Reproduce all of the material below line for line, changing nothing.
━━━ Given records
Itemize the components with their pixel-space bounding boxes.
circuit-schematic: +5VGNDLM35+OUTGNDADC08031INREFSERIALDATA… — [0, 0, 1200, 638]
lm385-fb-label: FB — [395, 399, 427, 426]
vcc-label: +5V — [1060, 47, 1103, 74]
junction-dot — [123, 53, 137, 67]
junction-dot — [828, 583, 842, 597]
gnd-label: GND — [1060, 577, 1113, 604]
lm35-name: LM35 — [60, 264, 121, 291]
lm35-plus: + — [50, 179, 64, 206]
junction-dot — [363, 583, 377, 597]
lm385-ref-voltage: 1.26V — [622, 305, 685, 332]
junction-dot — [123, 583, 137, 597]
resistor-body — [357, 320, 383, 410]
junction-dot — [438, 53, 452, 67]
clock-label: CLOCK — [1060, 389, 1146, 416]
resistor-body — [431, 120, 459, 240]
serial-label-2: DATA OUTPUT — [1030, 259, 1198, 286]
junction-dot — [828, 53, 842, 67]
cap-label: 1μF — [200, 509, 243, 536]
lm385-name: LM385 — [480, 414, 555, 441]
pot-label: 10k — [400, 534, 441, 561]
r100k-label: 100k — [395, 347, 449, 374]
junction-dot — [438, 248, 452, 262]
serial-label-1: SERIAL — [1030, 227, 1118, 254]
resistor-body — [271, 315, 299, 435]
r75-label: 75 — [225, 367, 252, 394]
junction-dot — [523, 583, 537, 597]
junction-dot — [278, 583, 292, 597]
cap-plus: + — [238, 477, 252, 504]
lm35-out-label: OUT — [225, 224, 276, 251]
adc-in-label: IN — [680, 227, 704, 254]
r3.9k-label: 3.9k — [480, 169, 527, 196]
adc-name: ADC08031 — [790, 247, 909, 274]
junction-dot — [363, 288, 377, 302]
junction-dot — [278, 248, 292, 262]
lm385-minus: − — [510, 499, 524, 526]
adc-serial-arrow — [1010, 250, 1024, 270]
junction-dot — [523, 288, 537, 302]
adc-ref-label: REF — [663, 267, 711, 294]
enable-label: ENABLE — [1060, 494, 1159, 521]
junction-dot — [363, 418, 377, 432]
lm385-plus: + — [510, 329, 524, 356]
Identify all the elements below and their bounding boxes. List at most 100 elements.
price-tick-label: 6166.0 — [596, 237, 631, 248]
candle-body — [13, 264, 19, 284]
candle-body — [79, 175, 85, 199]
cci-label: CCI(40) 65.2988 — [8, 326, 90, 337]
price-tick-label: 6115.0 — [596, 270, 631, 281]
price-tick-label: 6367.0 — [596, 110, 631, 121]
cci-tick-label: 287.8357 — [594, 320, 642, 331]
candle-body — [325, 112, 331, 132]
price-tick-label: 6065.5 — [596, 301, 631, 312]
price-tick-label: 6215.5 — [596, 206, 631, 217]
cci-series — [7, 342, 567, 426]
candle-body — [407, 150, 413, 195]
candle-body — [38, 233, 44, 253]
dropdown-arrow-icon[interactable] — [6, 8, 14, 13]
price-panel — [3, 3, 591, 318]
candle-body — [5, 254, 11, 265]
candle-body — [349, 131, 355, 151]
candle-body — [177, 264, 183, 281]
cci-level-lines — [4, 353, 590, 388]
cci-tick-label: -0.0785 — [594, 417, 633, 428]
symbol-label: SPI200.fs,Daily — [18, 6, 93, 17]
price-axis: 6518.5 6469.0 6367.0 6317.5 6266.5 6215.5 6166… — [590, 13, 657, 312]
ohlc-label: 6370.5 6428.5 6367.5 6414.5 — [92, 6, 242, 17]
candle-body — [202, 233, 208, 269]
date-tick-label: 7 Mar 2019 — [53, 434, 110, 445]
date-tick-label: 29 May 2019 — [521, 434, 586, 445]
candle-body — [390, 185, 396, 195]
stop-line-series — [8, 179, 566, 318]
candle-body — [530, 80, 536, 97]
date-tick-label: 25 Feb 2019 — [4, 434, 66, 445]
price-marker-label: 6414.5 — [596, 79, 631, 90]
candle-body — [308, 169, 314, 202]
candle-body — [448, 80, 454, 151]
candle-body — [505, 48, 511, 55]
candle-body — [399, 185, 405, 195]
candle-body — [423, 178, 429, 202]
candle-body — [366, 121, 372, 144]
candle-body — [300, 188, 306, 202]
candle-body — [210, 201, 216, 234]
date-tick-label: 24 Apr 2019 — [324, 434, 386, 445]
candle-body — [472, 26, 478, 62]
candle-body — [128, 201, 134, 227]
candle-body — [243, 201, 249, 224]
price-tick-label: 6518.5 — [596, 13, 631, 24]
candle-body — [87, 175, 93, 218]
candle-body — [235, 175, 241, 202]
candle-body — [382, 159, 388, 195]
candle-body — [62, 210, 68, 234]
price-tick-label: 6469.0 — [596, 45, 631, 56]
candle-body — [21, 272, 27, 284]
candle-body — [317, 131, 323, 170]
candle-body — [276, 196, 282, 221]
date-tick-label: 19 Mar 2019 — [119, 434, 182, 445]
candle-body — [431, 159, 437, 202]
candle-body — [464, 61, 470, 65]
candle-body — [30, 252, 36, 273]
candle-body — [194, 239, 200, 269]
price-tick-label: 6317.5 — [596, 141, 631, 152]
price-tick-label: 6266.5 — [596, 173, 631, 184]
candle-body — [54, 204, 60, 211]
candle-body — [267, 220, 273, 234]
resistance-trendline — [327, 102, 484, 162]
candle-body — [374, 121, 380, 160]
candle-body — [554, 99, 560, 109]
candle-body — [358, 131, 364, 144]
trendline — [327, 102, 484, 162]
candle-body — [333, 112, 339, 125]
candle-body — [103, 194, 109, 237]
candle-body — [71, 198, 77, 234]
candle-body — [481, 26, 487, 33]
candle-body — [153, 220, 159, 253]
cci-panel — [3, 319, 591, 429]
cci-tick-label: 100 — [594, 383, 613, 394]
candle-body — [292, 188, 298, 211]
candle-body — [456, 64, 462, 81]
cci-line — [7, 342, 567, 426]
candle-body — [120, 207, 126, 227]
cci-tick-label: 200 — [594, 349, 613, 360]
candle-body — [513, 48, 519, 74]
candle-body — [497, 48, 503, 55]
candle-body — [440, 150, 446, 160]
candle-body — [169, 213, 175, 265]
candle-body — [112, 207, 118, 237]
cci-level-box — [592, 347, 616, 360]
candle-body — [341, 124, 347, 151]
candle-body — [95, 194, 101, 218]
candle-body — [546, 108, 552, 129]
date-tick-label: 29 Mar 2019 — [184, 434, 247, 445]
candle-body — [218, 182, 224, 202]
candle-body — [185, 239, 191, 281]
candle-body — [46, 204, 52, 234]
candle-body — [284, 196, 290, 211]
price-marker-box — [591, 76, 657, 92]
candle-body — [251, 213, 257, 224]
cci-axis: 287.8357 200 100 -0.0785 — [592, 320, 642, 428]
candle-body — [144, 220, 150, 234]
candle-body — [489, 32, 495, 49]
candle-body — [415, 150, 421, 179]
━━━━━━
Full solution —
Itemize the components with their pixel-space bounding boxes.
circuit-schematic: +5VGNDLM35+OUTGNDADC08031INREFSERIALDATA… — [0, 0, 1200, 638]
lm385-fb-label: FB — [395, 399, 427, 426]
vcc-label: +5V — [1060, 47, 1103, 74]
junction-dot — [123, 53, 137, 67]
junction-dot — [828, 583, 842, 597]
gnd-label: GND — [1060, 577, 1113, 604]
lm35-name: LM35 — [60, 264, 121, 291]
lm35-plus: + — [50, 179, 64, 206]
junction-dot — [363, 583, 377, 597]
lm385-ref-voltage: 1.26V — [622, 305, 685, 332]
junction-dot — [123, 583, 137, 597]
resistor-body — [357, 320, 383, 410]
junction-dot — [438, 53, 452, 67]
clock-label: CLOCK — [1060, 389, 1146, 416]
resistor-body — [431, 120, 459, 240]
serial-label-2: DATA OUTPUT — [1030, 259, 1198, 286]
junction-dot — [828, 53, 842, 67]
cap-label: 1μF — [200, 509, 243, 536]
lm385-name: LM385 — [480, 414, 555, 441]
pot-label: 10k — [400, 534, 441, 561]
r100k-label: 100k — [395, 347, 449, 374]
junction-dot — [438, 248, 452, 262]
serial-label-1: SERIAL — [1030, 227, 1118, 254]
resistor-body — [271, 315, 299, 435]
r75-label: 75 — [225, 367, 252, 394]
junction-dot — [523, 583, 537, 597]
junction-dot — [278, 583, 292, 597]
cap-plus: + — [238, 477, 252, 504]
lm35-out-label: OUT — [225, 224, 276, 251]
adc-in-label: IN — [680, 227, 704, 254]
r3.9k-label: 3.9k — [480, 169, 527, 196]
adc-name: ADC08031 — [790, 247, 909, 274]
junction-dot — [363, 288, 377, 302]
junction-dot — [278, 248, 292, 262]
lm385-minus: − — [510, 499, 524, 526]
adc-serial-arrow — [1010, 250, 1024, 270]
junction-dot — [523, 288, 537, 302]
adc-ref-label: REF — [663, 267, 711, 294]
enable-label: ENABLE — [1060, 494, 1159, 521]
junction-dot — [363, 418, 377, 432]
lm385-plus: + — [510, 329, 524, 356]
Identify all the elements below and their bounding boxes. List at most 100 elements.
price-tick-label: 6166.0 — [596, 237, 631, 248]
candle-body — [13, 264, 19, 284]
candle-body — [79, 175, 85, 199]
cci-label: CCI(40) 65.2988 — [8, 326, 90, 337]
price-tick-label: 6115.0 — [596, 270, 631, 281]
price-tick-label: 6367.0 — [596, 110, 631, 121]
cci-tick-label: 287.8357 — [594, 320, 642, 331]
candle-body — [325, 112, 331, 132]
price-tick-label: 6065.5 — [596, 301, 631, 312]
price-tick-label: 6215.5 — [596, 206, 631, 217]
cci-series — [7, 342, 567, 426]
candle-body — [407, 150, 413, 195]
candle-body — [38, 233, 44, 253]
dropdown-arrow-icon[interactable] — [6, 8, 14, 13]
price-panel — [3, 3, 591, 318]
candle-body — [5, 254, 11, 265]
candle-body — [349, 131, 355, 151]
candle-body — [177, 264, 183, 281]
cci-level-lines — [4, 353, 590, 388]
cci-tick-label: -0.0785 — [594, 417, 633, 428]
symbol-label: SPI200.fs,Daily — [18, 6, 93, 17]
price-axis: 6518.5 6469.0 6367.0 6317.5 6266.5 6215.5 6166… — [590, 13, 657, 312]
ohlc-label: 6370.5 6428.5 6367.5 6414.5 — [92, 6, 242, 17]
candle-body — [202, 233, 208, 269]
date-tick-label: 7 Mar 2019 — [53, 434, 110, 445]
date-tick-label: 29 May 2019 — [521, 434, 586, 445]
candle-body — [390, 185, 396, 195]
stop-line-series — [8, 179, 566, 318]
candle-body — [530, 80, 536, 97]
date-tick-label: 25 Feb 2019 — [4, 434, 66, 445]
price-marker-label: 6414.5 — [596, 79, 631, 90]
candle-body — [308, 169, 314, 202]
candle-body — [448, 80, 454, 151]
candle-body — [505, 48, 511, 55]
candle-body — [399, 185, 405, 195]
candle-body — [423, 178, 429, 202]
candle-body — [366, 121, 372, 144]
candle-body — [300, 188, 306, 202]
candle-body — [210, 201, 216, 234]
date-tick-label: 24 Apr 2019 — [324, 434, 386, 445]
candle-body — [472, 26, 478, 62]
candle-body — [128, 201, 134, 227]
candle-body — [243, 201, 249, 224]
price-tick-label: 6518.5 — [596, 13, 631, 24]
candle-body — [87, 175, 93, 218]
candle-body — [235, 175, 241, 202]
candle-body — [382, 159, 388, 195]
candle-body — [62, 210, 68, 234]
price-tick-label: 6469.0 — [596, 45, 631, 56]
candle-body — [21, 272, 27, 284]
candle-body — [317, 131, 323, 170]
candle-body — [276, 196, 282, 221]
date-tick-label: 19 Mar 2019 — [119, 434, 182, 445]
candle-body — [431, 159, 437, 202]
candle-body — [464, 61, 470, 65]
candle-body — [30, 252, 36, 273]
candle-body — [194, 239, 200, 269]
price-tick-label: 6317.5 — [596, 141, 631, 152]
price-tick-label: 6266.5 — [596, 173, 631, 184]
candle-body — [54, 204, 60, 211]
candle-body — [267, 220, 273, 234]
resistance-trendline — [327, 102, 484, 162]
candle-body — [374, 121, 380, 160]
candle-body — [554, 99, 560, 109]
candle-body — [358, 131, 364, 144]
trendline — [327, 102, 484, 162]
candle-body — [333, 112, 339, 125]
candle-body — [103, 194, 109, 237]
candle-body — [71, 198, 77, 234]
candle-body — [481, 26, 487, 33]
candle-body — [153, 220, 159, 253]
cci-panel — [3, 319, 591, 429]
cci-tick-label: 100 — [594, 383, 613, 394]
candle-body — [292, 188, 298, 211]
candle-body — [456, 64, 462, 81]
cci-line — [7, 342, 567, 426]
candle-body — [120, 207, 126, 227]
cci-tick-label: 200 — [594, 349, 613, 360]
candle-body — [513, 48, 519, 74]
candle-body — [497, 48, 503, 55]
candle-body — [440, 150, 446, 160]
candle-body — [169, 213, 175, 265]
candle-body — [112, 207, 118, 237]
cci-level-box — [592, 347, 616, 360]
candle-body — [341, 124, 347, 151]
candle-body — [95, 194, 101, 218]
candle-body — [546, 108, 552, 129]
date-tick-label: 29 Mar 2019 — [184, 434, 247, 445]
candle-body — [218, 182, 224, 202]
candle-body — [185, 239, 191, 281]
candle-body — [46, 204, 52, 234]
candle-body — [284, 196, 290, 211]
price-marker-box — [591, 76, 657, 92]
candle-body — [251, 213, 257, 224]
cci-axis: 287.8357 200 100 -0.0785 — [592, 320, 642, 428]
candle-body — [144, 220, 150, 234]
candle-body — [489, 32, 495, 49]
candle-body — [415, 150, 421, 179]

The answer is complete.